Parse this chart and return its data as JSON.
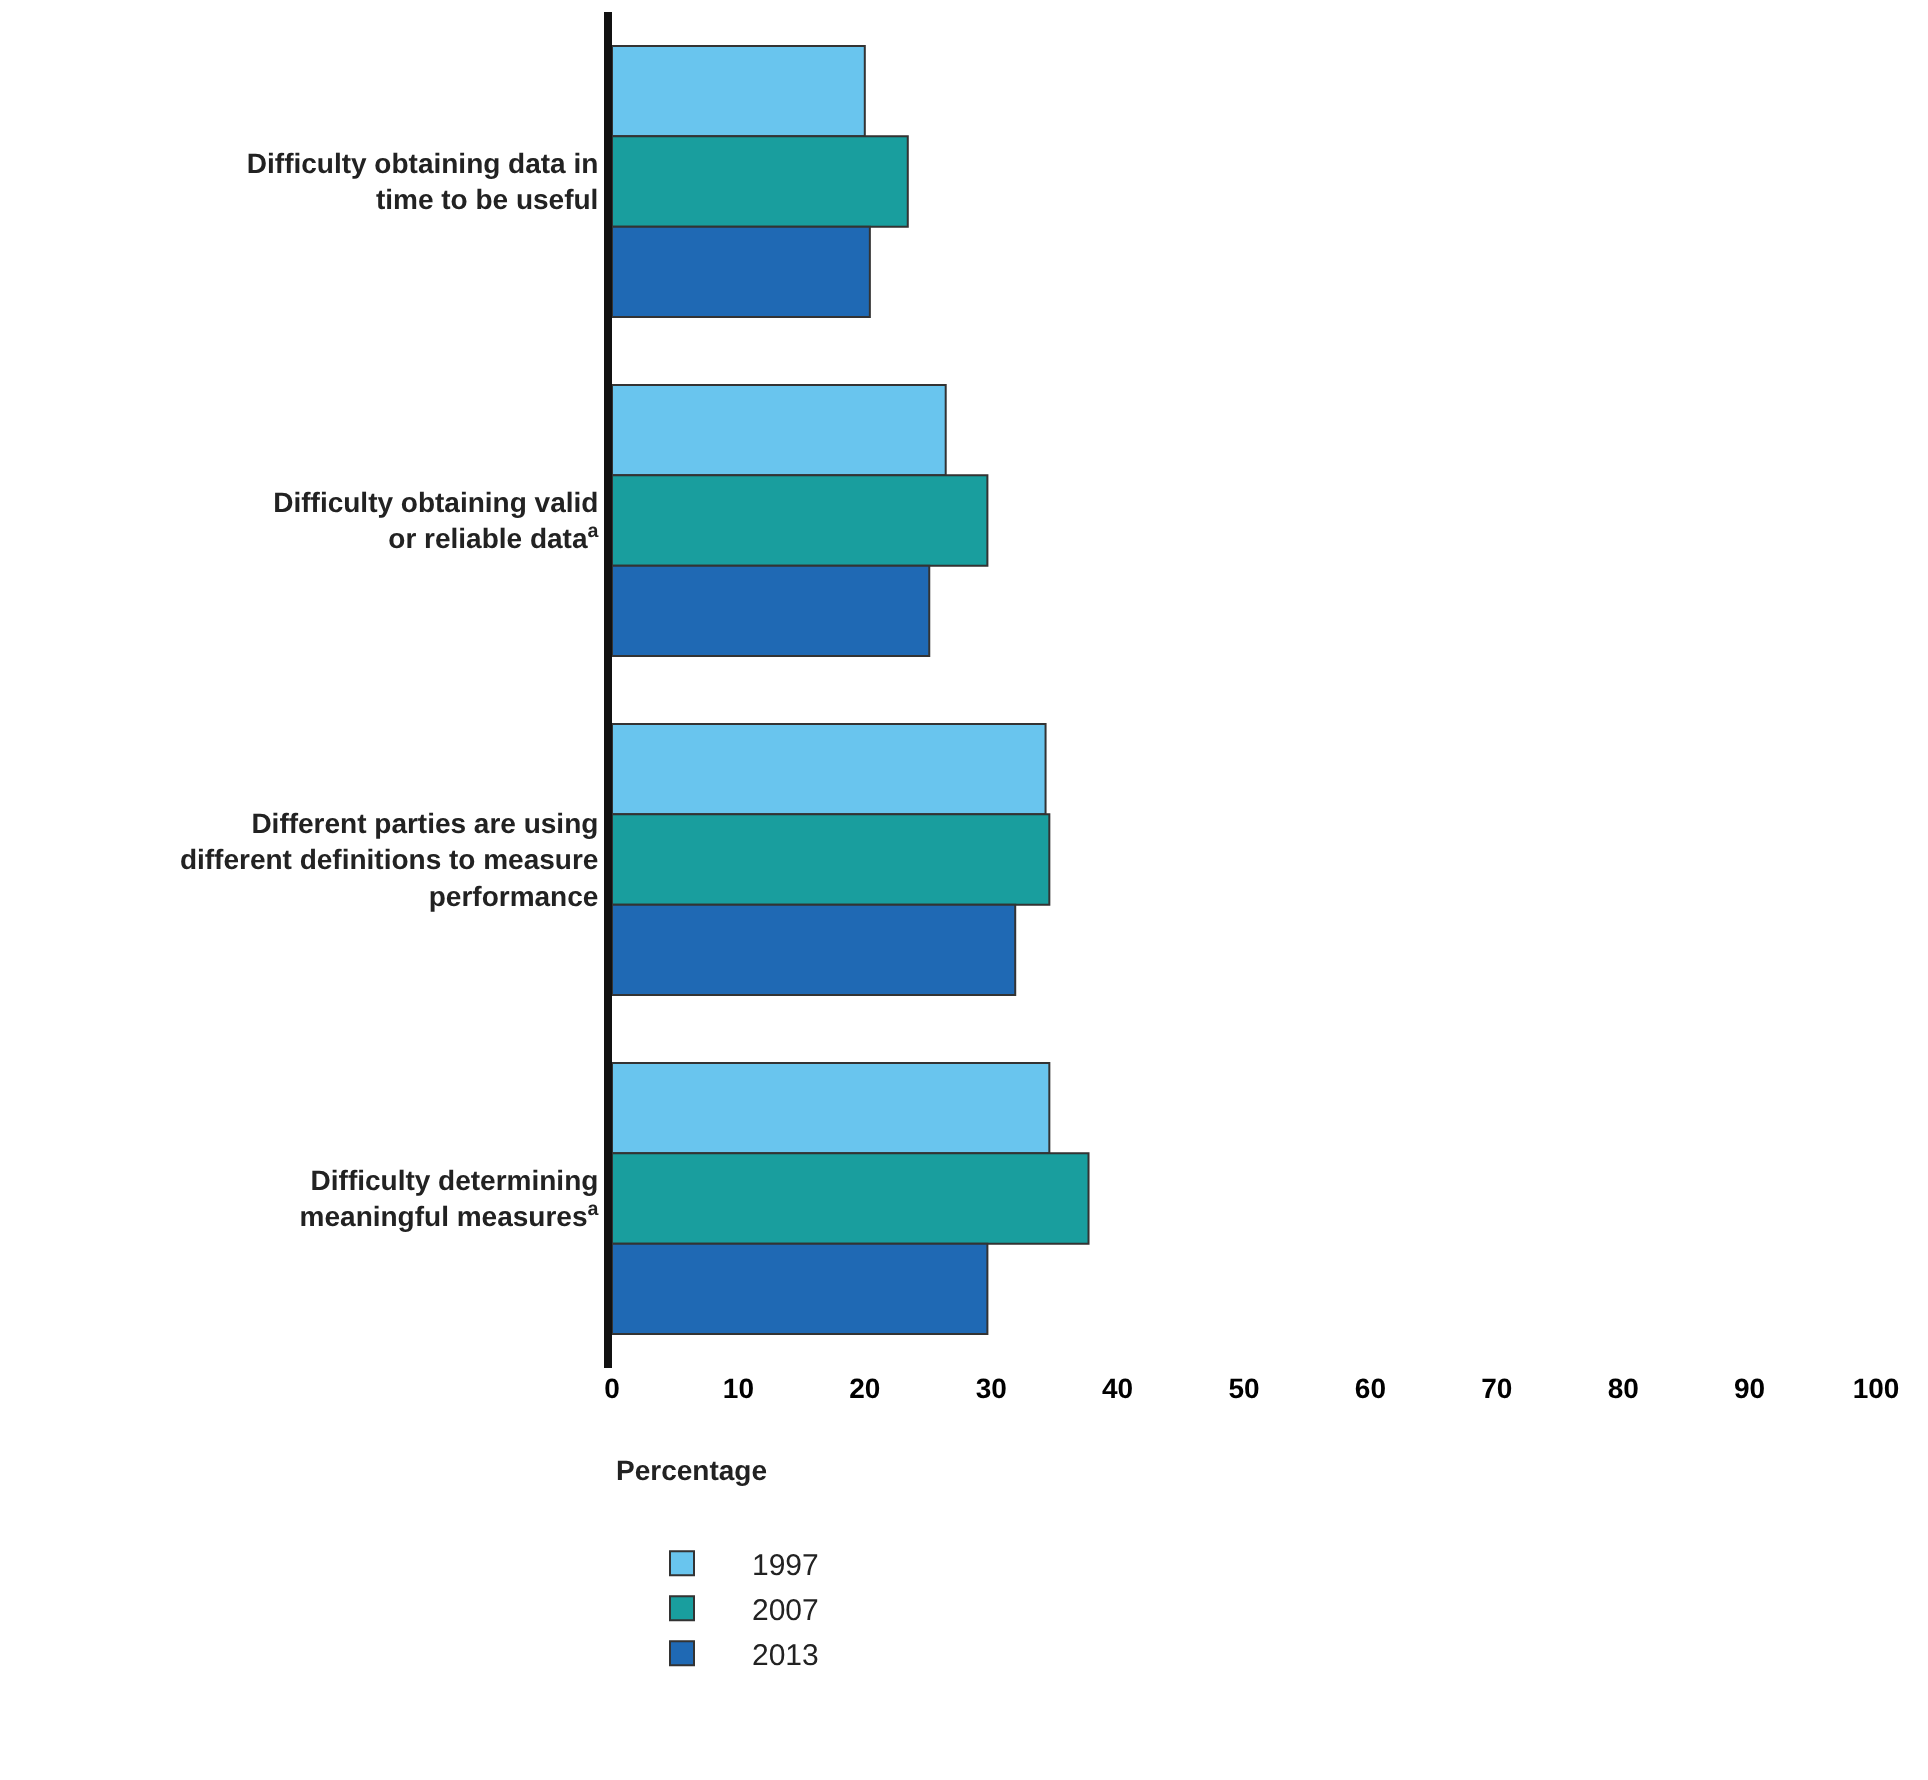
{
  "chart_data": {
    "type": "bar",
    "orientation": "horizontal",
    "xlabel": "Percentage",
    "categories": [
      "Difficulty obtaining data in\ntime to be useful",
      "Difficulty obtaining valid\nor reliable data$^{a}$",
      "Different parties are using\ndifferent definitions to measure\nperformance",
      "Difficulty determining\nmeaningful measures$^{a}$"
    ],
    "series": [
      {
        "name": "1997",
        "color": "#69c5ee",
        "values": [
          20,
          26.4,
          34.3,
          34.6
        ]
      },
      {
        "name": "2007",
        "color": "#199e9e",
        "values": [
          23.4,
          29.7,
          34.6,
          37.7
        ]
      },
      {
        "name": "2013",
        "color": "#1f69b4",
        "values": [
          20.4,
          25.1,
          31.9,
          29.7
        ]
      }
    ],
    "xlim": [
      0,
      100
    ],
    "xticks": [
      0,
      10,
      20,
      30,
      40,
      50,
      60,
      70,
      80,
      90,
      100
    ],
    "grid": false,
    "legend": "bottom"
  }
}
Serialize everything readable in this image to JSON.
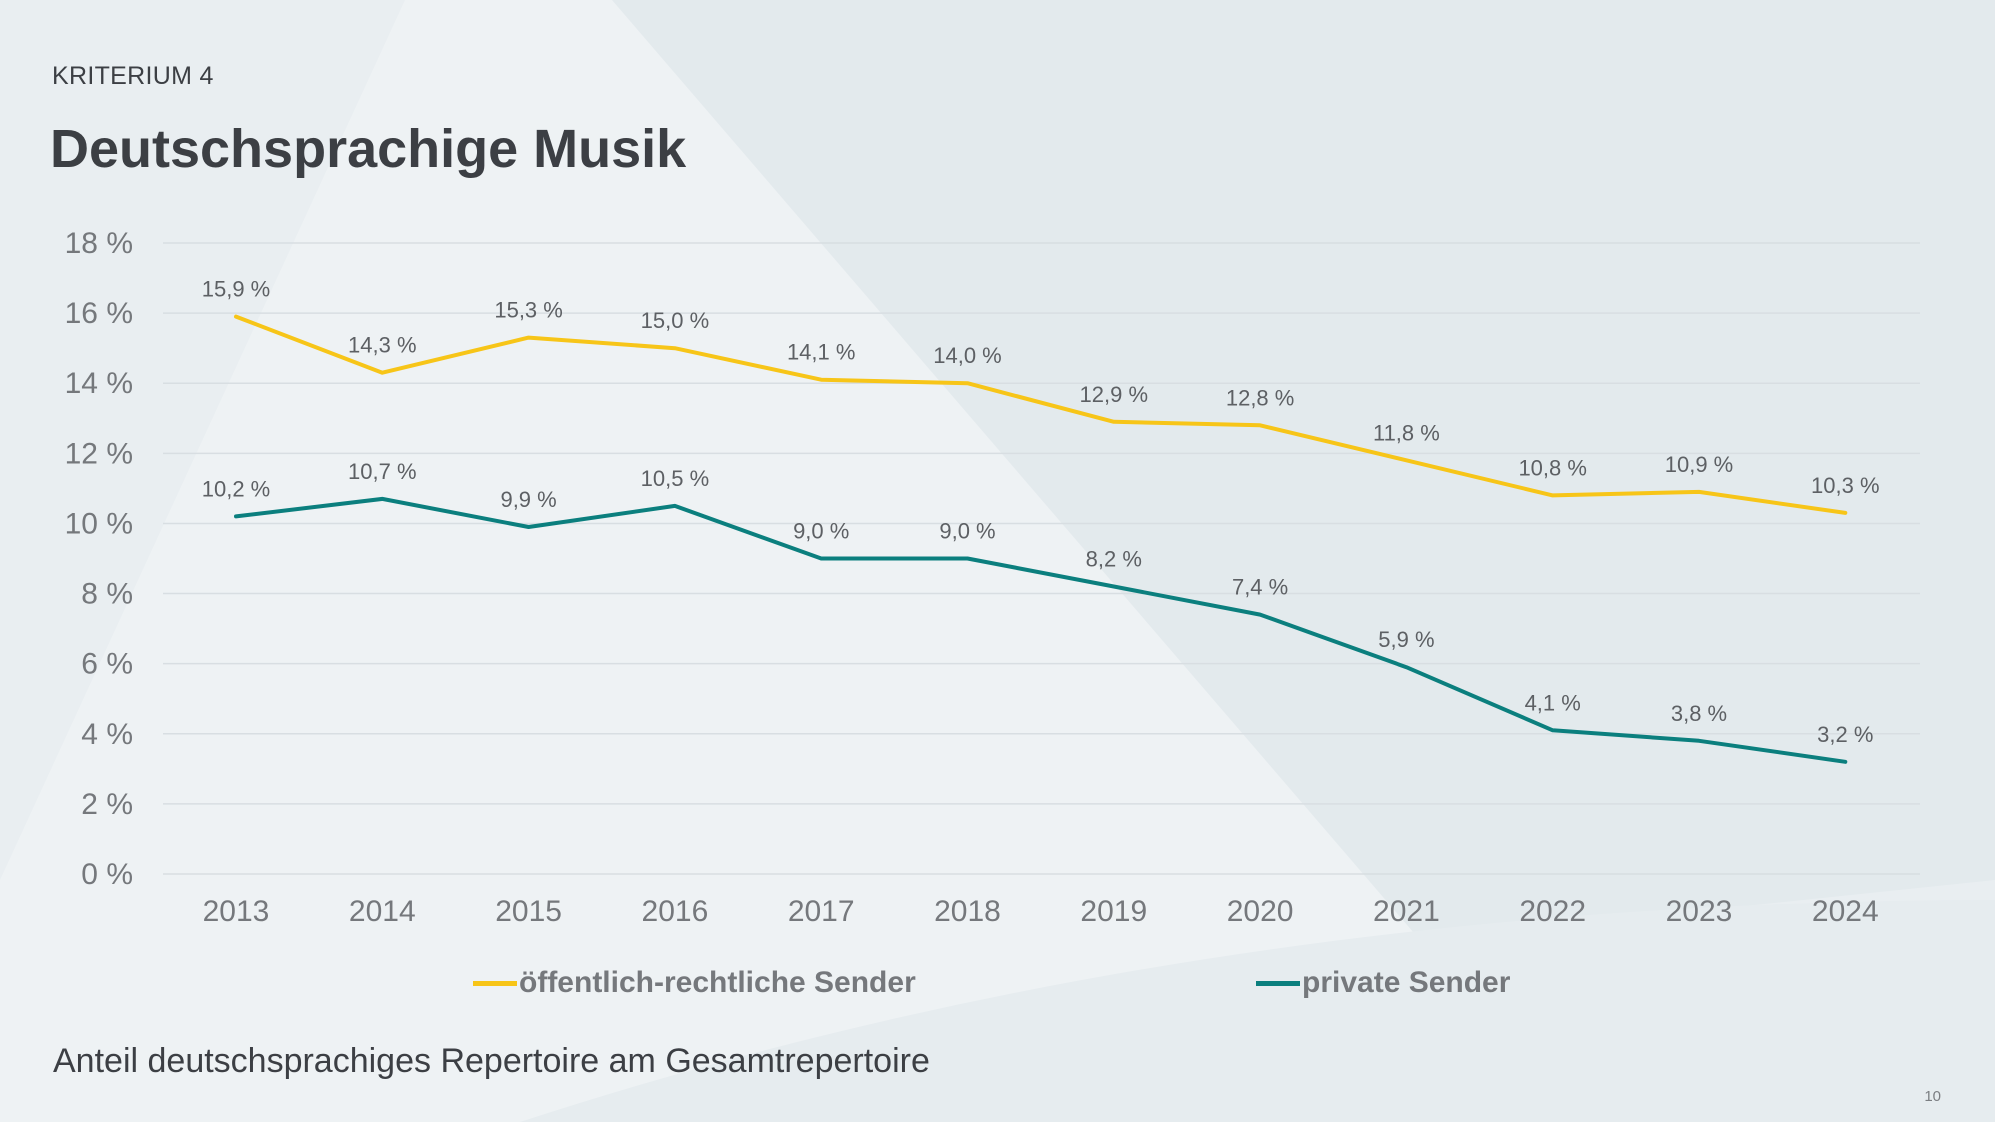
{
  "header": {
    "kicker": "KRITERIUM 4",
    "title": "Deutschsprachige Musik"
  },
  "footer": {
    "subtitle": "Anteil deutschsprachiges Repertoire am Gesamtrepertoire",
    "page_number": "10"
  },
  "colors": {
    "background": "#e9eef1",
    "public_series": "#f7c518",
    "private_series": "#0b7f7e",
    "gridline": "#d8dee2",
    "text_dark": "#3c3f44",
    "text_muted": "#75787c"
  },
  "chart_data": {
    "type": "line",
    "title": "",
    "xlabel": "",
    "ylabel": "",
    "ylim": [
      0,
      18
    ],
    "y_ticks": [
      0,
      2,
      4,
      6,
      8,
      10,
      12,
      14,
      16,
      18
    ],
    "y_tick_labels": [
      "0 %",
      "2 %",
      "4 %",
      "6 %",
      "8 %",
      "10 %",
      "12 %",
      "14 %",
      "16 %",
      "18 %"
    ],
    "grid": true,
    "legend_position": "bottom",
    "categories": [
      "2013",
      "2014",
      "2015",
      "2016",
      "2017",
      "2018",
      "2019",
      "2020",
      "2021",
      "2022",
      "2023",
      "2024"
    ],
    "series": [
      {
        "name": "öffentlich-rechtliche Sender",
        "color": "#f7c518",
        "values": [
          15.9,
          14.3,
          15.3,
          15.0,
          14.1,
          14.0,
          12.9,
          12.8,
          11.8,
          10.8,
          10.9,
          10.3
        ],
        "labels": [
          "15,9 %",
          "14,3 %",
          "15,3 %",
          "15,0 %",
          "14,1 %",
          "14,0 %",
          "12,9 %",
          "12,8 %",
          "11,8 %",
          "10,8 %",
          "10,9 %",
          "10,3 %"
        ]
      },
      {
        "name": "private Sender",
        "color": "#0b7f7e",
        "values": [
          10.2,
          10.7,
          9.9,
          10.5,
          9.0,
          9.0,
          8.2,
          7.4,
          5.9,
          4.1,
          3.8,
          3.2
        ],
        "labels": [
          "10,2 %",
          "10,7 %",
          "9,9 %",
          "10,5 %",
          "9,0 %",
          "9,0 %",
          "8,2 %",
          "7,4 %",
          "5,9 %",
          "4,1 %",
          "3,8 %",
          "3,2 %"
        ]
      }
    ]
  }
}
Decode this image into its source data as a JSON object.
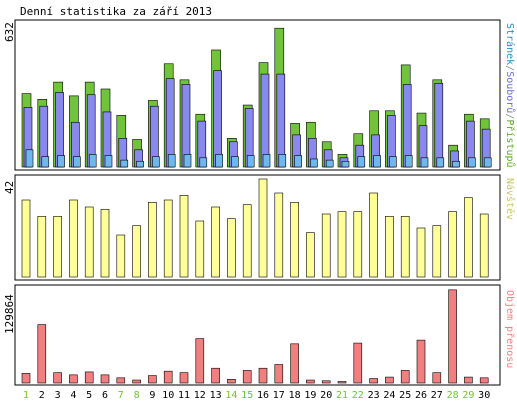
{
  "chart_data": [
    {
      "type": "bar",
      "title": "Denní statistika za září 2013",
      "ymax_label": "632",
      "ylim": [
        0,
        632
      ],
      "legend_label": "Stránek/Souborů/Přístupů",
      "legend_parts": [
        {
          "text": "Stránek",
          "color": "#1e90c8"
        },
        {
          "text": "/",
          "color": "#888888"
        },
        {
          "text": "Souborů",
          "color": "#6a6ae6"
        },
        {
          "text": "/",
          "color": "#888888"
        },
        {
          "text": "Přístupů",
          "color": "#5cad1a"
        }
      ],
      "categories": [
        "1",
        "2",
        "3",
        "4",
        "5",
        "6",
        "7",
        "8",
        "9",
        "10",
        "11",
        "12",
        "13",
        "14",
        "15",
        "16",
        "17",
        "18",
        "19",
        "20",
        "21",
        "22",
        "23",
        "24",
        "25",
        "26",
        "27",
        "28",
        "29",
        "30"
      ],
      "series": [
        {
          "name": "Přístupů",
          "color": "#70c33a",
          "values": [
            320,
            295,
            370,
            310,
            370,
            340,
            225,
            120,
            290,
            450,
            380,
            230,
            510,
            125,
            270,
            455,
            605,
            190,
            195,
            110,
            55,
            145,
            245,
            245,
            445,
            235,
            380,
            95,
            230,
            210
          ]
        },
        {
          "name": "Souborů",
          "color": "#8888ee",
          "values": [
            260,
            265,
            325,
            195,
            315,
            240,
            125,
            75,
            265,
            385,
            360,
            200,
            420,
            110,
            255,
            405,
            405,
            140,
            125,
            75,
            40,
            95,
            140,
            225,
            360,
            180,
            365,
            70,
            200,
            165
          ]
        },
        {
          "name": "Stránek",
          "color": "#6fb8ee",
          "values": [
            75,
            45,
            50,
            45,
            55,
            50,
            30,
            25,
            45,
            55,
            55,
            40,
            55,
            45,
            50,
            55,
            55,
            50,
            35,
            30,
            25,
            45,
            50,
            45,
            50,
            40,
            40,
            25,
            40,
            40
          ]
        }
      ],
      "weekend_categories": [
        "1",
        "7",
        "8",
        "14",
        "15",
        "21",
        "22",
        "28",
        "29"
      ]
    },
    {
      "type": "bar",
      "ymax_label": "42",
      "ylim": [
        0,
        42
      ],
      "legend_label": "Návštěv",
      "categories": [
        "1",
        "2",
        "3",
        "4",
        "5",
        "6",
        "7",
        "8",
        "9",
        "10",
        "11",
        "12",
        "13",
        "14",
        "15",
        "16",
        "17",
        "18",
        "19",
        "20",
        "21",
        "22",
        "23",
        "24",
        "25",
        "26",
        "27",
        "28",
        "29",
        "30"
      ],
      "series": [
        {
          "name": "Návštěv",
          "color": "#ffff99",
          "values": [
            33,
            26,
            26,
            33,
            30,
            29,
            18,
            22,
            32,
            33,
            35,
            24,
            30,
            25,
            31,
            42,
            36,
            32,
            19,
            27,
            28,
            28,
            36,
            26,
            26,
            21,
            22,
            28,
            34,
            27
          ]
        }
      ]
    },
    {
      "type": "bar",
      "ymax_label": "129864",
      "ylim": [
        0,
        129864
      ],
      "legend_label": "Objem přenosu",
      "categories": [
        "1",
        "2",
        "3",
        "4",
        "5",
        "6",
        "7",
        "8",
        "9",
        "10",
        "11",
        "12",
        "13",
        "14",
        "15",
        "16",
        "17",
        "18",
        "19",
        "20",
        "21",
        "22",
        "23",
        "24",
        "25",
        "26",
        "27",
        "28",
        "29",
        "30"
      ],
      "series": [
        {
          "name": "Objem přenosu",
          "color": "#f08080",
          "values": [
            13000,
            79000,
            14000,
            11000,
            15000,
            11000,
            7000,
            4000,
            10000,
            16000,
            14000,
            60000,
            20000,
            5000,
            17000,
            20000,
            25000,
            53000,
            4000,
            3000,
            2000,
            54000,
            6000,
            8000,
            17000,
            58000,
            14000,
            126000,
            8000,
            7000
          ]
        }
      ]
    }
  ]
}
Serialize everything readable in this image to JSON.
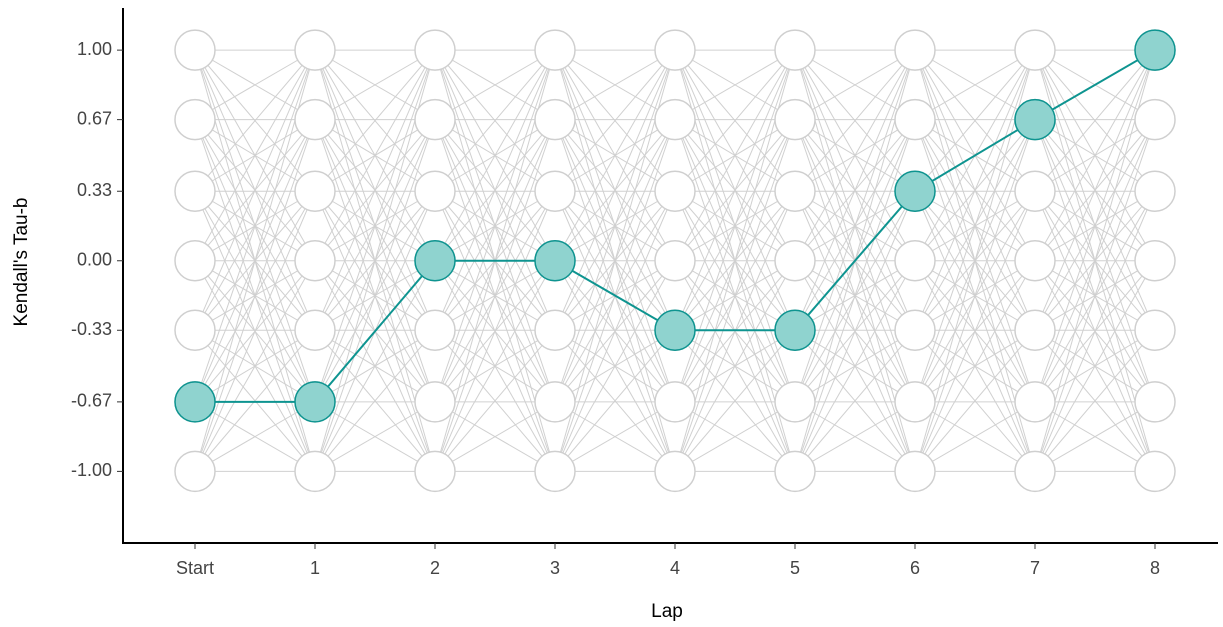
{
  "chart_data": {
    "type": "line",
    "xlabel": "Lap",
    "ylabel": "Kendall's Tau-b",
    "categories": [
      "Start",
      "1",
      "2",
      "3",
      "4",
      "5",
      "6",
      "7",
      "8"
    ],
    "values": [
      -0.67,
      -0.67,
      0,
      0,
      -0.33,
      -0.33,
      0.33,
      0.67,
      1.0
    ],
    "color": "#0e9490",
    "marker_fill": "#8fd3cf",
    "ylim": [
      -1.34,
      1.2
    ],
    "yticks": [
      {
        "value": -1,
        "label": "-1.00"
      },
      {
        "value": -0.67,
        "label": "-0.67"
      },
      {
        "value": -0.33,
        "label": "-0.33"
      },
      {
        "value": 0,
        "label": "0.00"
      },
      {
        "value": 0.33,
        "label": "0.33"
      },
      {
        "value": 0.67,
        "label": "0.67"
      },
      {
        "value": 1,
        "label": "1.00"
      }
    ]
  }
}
▬▬▬▬▬▬▬▬▬▬
▶ Your task: List each line in the listing that contains the string "xlabel".

▶ Correct response:
    "xlabel": "Percentage",
    "xlabel": "",
    "xlabel": "Lap",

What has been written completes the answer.